▶

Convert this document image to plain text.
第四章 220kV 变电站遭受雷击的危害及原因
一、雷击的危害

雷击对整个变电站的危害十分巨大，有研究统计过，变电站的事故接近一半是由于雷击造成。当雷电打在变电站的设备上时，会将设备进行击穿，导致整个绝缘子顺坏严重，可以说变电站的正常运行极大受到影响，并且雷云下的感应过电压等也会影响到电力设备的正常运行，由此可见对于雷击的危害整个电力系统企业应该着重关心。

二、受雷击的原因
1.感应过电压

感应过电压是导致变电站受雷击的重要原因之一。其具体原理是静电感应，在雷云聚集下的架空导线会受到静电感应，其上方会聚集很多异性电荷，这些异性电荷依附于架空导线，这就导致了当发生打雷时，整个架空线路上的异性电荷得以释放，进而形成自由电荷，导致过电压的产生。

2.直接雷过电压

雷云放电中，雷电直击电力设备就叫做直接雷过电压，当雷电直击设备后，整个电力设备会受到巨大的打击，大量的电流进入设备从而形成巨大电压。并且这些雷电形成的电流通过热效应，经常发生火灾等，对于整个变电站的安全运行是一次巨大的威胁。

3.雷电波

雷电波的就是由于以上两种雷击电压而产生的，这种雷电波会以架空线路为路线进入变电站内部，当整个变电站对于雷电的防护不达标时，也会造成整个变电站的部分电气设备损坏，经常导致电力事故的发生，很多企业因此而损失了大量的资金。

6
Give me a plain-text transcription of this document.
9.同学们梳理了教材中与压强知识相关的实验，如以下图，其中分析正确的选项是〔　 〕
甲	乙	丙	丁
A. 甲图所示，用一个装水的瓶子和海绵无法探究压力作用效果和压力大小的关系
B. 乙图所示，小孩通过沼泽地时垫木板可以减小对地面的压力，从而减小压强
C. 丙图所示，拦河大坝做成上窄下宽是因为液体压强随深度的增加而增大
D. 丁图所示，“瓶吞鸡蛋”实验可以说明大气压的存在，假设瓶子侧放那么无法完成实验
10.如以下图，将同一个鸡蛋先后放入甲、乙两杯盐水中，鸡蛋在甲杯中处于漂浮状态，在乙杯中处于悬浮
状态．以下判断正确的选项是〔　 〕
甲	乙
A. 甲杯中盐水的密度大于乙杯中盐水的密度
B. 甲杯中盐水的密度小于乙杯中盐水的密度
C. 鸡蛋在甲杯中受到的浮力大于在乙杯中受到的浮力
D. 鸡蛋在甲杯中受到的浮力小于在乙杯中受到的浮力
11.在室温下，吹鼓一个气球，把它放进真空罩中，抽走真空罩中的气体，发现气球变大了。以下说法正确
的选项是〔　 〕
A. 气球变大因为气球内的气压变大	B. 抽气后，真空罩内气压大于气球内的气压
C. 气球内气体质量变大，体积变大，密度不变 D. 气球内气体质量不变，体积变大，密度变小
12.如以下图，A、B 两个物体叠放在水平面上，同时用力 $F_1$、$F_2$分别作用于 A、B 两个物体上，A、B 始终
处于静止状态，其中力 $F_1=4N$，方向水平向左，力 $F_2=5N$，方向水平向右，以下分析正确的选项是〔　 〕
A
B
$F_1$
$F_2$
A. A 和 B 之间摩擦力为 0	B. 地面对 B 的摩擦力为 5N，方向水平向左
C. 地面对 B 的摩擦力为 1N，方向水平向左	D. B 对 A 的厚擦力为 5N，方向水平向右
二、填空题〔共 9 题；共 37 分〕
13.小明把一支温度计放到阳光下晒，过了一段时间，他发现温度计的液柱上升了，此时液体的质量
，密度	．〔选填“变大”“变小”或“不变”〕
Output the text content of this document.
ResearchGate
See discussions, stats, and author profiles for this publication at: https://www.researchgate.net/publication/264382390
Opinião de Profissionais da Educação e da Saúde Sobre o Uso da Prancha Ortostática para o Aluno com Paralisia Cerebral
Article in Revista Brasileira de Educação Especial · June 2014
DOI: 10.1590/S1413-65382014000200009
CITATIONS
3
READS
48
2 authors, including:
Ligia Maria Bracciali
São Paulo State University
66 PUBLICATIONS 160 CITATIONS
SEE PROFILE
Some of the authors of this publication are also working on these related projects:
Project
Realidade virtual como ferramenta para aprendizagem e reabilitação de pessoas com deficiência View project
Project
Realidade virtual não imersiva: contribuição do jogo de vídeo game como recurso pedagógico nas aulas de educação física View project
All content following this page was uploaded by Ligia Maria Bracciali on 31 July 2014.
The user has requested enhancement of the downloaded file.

◀

**Given instruction:**
Show all lines from the listing above in which "Maria" appears.

**Task response:**
Ligia Maria Bracciali
All content following this page was uploaded by Ligia Maria Bracciali on 31 July 2014.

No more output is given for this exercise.